◆ What is being asked ◆
State only the count of lines in the listing below that hold "сколько".

START Material shown

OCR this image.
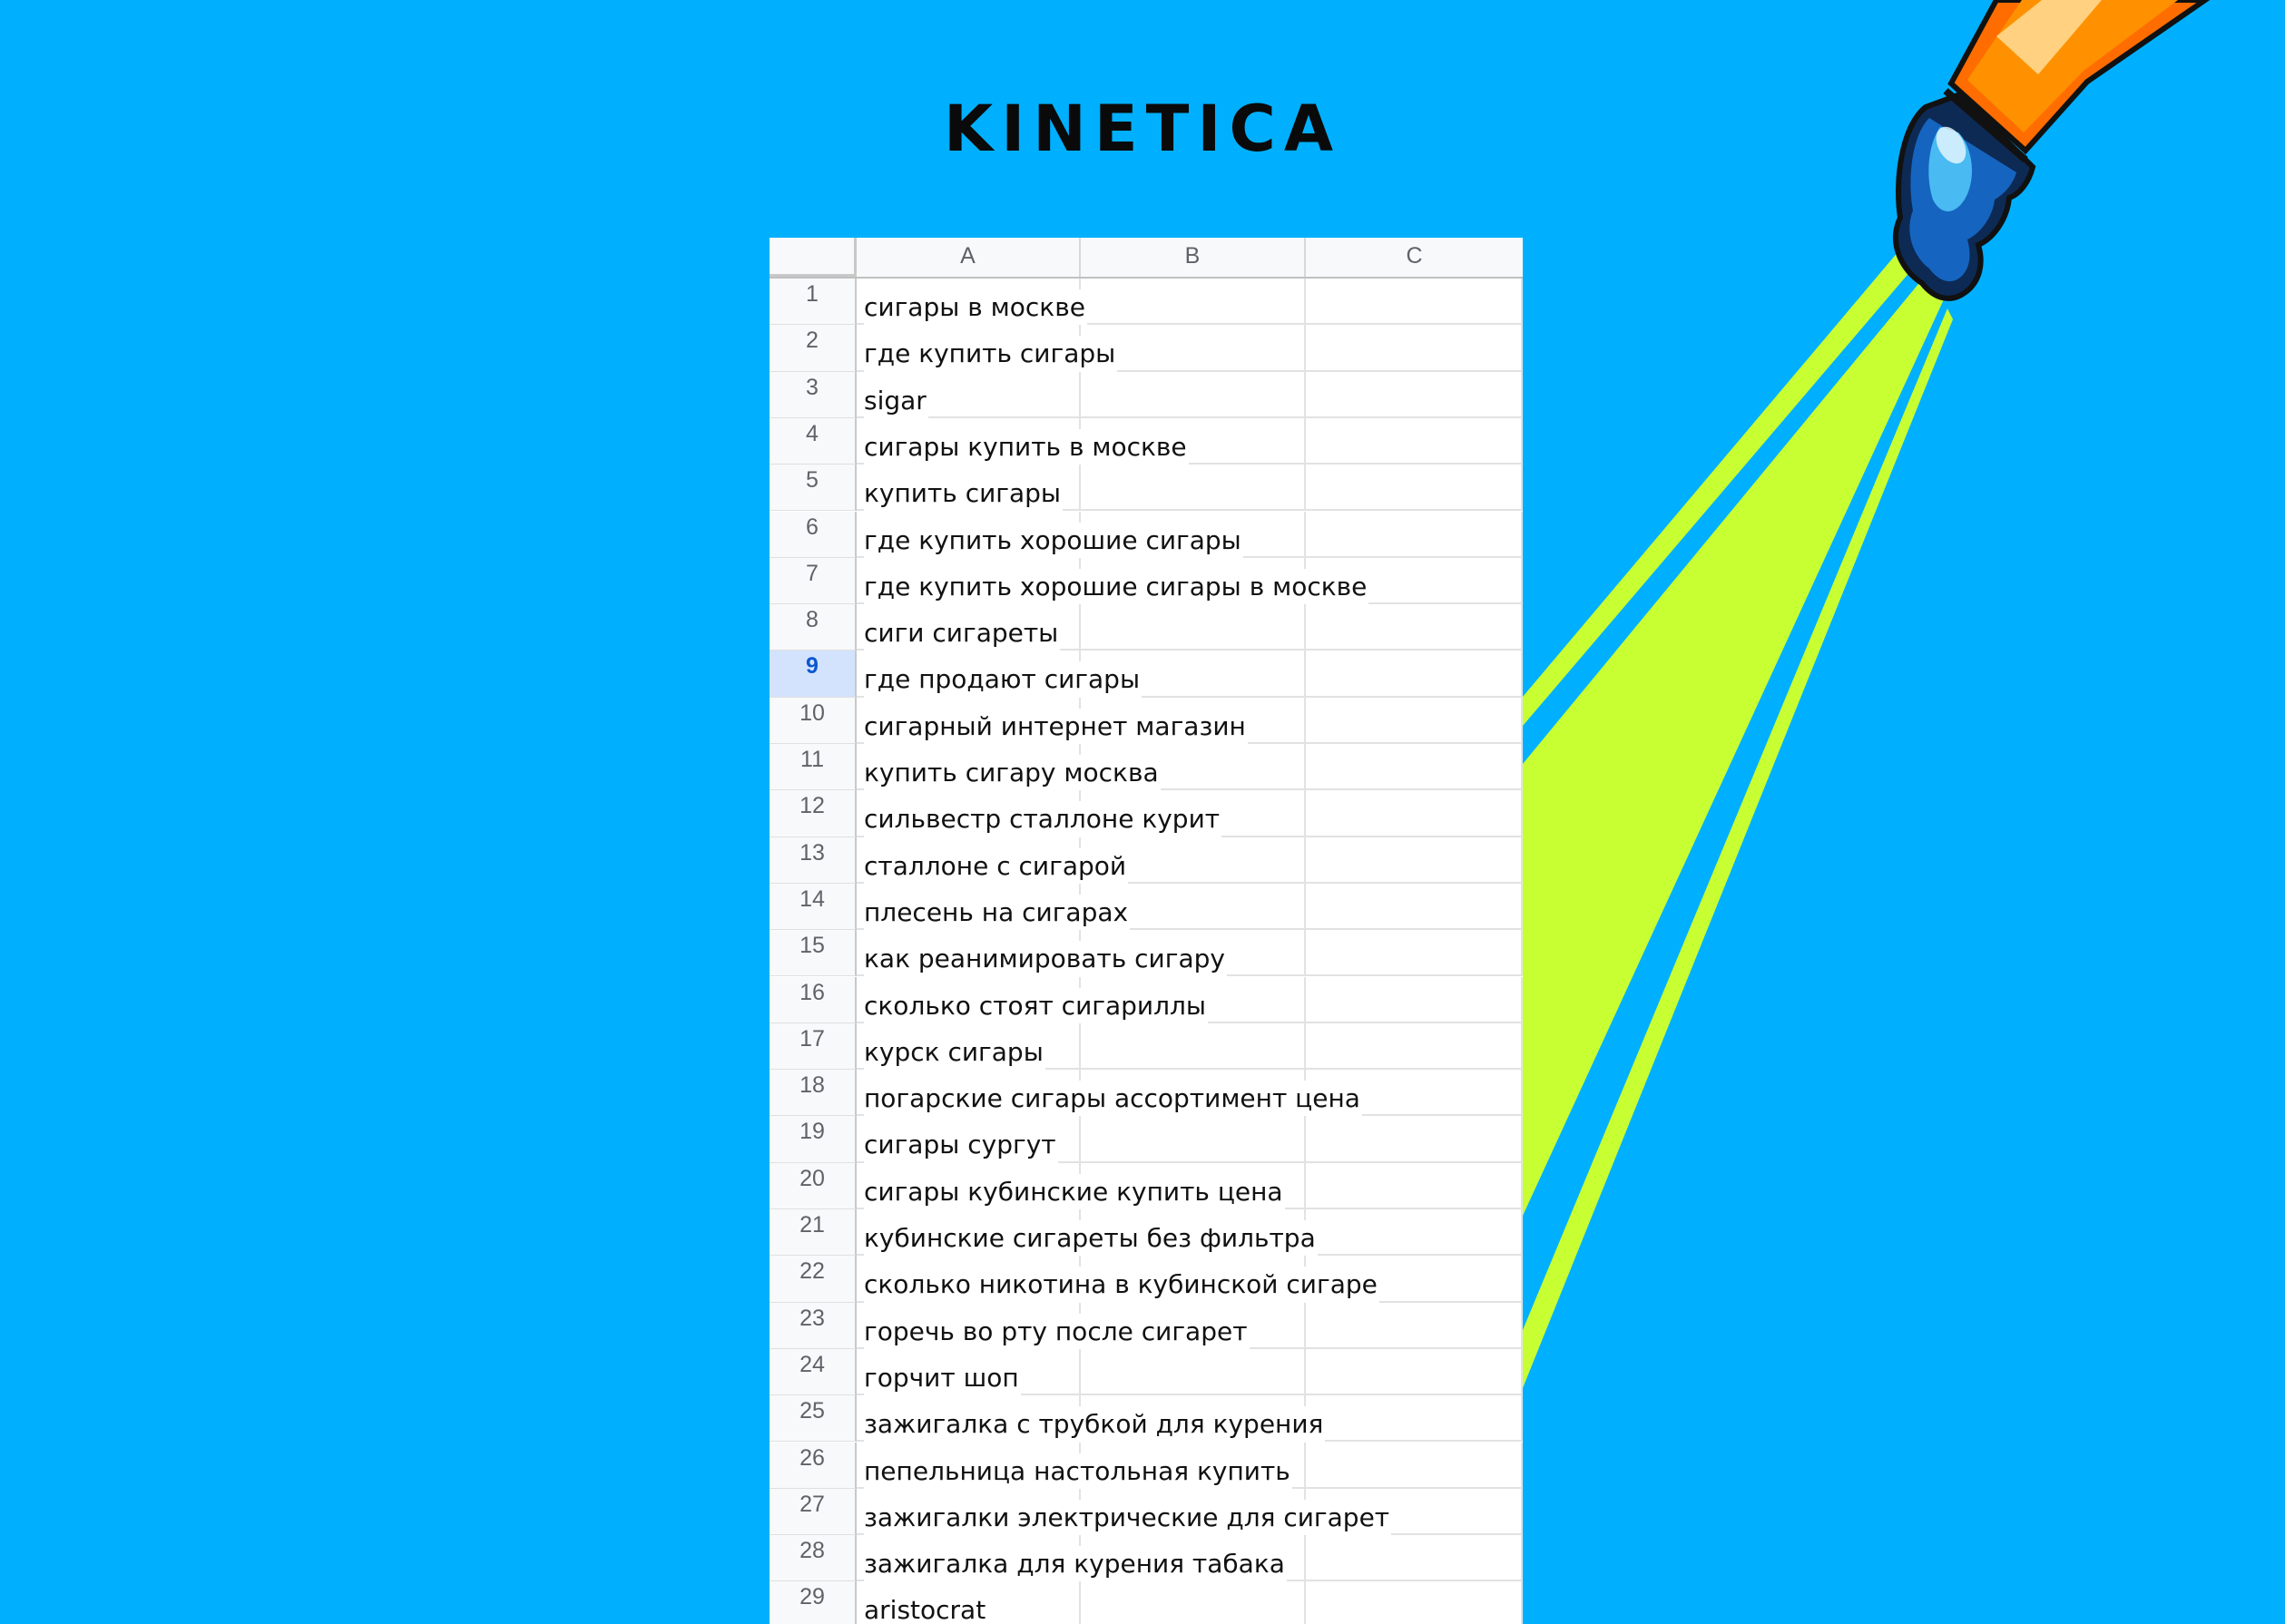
KINETICA
A	B	C
1	сигары в москве
2	где купить сигары
3	sigar
4	сигары купить в москве
5	купить сигары
6	где купить хорошие сигары
7	где купить хорошие сигары в москве
8	сиги сигареты
9	где продают сигары
10	сигарный интернет магазин
11	купить сигару москва
12	сильвестр сталлоне курит
13	сталлоне с сигарой
14	плесень на сигарах
15	как реанимировать сигару
16	сколько стоят сигариллы
17	курск сигары
18	погарские сигары ассортимент цена
19	сигары сургут
20	сигары кубинские купить цена
21	кубинские сигареты без фильтра
22	сколько никотина в кубинской сигаре
23	горечь во рту после сигарет
24	горчит шоп
25	зажигалка с трубкой для курения
26	пепельница настольная купить
27	зажигалки электрические для сигарет
28	зажигалка для курения табака
29	aristocrat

END Material shown

◆ Task result ◆
2